YOUR TASK: How many lines hold the string "items"? Give only the number.
═════ MATERIAL
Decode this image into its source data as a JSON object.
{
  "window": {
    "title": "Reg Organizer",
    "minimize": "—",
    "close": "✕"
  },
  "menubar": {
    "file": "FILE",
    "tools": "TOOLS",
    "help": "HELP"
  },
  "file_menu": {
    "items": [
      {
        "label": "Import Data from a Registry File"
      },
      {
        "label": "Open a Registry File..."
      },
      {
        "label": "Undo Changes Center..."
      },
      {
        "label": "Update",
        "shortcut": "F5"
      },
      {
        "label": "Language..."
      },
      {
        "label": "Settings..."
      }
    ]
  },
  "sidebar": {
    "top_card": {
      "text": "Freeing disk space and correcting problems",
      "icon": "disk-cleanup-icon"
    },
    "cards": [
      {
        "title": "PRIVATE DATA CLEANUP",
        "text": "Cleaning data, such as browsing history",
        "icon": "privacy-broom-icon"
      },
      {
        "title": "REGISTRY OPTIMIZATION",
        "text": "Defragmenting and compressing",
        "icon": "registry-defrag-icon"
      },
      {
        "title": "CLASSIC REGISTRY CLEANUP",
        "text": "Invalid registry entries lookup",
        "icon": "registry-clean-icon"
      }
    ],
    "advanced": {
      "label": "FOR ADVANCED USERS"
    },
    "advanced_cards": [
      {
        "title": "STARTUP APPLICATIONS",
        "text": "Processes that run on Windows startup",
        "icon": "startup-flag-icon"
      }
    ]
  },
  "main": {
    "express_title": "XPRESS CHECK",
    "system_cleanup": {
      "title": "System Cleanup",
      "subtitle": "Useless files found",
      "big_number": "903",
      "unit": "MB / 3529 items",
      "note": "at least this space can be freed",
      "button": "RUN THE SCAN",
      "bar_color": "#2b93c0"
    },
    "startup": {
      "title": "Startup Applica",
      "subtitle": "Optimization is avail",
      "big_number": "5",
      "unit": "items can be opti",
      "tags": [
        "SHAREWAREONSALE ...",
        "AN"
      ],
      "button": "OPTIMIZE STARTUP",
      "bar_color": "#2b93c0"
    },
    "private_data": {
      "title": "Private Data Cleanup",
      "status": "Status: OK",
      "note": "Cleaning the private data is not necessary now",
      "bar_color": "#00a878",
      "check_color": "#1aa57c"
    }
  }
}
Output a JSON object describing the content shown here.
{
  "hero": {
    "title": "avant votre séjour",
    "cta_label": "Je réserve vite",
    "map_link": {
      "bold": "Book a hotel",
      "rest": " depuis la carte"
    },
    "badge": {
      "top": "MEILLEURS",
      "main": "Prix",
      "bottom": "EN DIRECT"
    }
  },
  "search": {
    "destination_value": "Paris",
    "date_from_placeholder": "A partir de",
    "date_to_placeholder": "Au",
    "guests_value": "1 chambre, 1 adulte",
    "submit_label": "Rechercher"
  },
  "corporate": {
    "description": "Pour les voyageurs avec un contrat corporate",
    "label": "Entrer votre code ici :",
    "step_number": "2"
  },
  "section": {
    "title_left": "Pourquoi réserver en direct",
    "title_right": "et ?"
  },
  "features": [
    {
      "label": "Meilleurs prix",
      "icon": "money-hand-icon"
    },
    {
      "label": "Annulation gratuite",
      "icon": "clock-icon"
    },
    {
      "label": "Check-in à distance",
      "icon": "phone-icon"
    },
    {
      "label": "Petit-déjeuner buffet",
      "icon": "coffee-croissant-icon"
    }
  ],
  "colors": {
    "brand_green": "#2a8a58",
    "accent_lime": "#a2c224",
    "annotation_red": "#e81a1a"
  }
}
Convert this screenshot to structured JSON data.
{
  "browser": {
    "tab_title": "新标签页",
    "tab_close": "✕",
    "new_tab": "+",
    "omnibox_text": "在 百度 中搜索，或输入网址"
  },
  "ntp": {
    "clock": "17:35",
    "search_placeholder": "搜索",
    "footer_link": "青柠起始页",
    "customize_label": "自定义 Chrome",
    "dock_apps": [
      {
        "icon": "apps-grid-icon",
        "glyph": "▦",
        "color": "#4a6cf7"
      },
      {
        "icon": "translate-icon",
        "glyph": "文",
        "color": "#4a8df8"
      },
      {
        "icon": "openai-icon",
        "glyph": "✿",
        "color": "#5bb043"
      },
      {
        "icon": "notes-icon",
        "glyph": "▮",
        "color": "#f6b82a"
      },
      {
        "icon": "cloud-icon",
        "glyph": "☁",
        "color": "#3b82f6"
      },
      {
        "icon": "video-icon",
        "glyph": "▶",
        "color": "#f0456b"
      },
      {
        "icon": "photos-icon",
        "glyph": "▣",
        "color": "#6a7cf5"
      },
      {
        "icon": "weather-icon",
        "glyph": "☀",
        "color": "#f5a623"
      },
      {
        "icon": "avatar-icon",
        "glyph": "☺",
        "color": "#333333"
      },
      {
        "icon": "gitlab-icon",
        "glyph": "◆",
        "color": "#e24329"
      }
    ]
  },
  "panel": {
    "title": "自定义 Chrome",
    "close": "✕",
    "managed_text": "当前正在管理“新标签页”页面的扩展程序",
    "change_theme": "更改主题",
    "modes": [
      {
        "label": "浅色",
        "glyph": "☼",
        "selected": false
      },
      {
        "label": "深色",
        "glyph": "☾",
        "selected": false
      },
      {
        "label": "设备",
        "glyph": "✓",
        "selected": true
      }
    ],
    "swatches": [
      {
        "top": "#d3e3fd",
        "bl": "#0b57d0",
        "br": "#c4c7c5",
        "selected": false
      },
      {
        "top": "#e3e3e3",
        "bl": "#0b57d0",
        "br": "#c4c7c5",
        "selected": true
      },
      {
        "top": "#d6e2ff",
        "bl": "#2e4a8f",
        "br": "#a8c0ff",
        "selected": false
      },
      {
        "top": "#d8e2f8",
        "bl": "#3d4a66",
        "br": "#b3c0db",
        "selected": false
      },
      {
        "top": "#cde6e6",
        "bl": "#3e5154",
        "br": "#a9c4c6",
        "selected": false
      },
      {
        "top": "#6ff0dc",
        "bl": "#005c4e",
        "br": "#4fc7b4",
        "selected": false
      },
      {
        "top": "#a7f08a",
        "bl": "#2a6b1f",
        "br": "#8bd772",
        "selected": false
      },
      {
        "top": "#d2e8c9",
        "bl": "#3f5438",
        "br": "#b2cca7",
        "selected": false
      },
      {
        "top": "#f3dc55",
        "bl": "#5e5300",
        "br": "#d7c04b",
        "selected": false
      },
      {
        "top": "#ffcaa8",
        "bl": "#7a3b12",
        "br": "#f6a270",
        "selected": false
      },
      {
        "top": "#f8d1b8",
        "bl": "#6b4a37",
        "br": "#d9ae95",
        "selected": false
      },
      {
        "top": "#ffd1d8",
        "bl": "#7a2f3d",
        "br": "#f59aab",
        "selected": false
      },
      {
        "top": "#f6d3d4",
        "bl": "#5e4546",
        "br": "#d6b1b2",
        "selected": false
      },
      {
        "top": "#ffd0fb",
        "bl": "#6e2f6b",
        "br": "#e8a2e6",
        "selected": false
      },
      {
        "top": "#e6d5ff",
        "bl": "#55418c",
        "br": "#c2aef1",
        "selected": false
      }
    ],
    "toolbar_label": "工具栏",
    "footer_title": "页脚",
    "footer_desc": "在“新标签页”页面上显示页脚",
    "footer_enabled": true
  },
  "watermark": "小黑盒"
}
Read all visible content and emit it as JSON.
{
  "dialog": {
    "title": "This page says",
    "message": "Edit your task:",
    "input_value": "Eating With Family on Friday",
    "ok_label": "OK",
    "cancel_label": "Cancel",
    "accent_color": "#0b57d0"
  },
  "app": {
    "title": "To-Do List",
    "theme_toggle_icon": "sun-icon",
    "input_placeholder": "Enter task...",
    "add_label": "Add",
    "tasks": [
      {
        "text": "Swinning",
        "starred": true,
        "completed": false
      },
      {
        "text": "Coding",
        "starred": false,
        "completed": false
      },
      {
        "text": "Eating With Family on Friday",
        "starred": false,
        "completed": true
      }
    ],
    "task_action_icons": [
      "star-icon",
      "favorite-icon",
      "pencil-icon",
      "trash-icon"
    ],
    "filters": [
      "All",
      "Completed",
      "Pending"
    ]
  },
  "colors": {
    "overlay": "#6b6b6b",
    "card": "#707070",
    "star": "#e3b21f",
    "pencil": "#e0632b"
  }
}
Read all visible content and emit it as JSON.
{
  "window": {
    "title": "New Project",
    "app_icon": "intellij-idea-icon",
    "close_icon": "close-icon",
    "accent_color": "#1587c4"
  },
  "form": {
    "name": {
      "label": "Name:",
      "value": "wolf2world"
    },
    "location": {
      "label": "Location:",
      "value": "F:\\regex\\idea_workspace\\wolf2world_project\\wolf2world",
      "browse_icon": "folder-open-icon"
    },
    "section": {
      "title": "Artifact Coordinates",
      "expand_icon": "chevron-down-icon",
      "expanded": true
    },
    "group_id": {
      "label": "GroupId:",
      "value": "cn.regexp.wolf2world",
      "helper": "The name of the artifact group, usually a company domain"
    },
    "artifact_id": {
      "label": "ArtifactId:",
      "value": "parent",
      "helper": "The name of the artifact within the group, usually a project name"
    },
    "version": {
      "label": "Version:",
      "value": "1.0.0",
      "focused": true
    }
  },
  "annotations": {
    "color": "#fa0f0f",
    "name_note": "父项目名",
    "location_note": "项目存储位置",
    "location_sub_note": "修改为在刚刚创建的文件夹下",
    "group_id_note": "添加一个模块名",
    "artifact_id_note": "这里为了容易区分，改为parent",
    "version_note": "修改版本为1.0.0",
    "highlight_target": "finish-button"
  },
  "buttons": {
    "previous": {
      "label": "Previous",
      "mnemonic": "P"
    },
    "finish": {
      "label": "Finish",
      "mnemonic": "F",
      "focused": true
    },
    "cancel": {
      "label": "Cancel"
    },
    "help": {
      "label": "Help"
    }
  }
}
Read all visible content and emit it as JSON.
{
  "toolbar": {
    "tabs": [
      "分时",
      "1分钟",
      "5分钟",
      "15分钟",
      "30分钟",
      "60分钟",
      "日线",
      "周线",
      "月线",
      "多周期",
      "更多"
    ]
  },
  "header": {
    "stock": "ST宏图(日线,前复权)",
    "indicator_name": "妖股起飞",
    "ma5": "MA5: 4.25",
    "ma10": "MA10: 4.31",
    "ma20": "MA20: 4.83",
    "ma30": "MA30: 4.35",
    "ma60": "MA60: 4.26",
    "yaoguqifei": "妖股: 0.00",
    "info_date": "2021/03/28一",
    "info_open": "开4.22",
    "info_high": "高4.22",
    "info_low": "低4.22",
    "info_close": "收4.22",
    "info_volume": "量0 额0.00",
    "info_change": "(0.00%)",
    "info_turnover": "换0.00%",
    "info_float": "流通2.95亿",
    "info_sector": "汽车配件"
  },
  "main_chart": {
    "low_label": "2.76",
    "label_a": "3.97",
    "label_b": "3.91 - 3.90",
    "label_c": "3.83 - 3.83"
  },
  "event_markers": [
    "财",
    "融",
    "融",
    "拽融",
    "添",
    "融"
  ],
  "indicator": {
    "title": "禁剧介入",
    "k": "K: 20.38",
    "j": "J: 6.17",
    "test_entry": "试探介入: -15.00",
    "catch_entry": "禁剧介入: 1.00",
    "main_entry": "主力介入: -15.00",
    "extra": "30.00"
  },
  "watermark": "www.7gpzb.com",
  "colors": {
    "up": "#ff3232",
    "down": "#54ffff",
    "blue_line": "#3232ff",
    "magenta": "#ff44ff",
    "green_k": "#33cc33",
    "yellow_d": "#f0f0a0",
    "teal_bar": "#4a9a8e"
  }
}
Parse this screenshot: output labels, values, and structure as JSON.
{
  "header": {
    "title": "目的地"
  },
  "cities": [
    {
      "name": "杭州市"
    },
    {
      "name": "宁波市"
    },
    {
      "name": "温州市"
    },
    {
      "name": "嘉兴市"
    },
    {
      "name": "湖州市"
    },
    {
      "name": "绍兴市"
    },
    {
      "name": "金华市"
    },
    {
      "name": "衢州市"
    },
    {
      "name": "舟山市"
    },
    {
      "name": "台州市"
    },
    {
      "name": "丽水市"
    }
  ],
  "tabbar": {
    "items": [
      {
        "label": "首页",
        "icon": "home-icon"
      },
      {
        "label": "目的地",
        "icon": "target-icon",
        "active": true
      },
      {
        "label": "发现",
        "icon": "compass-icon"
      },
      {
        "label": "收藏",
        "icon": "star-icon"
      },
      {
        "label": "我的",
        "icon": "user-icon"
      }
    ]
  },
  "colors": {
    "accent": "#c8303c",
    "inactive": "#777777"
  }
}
══════════
REPLY: 4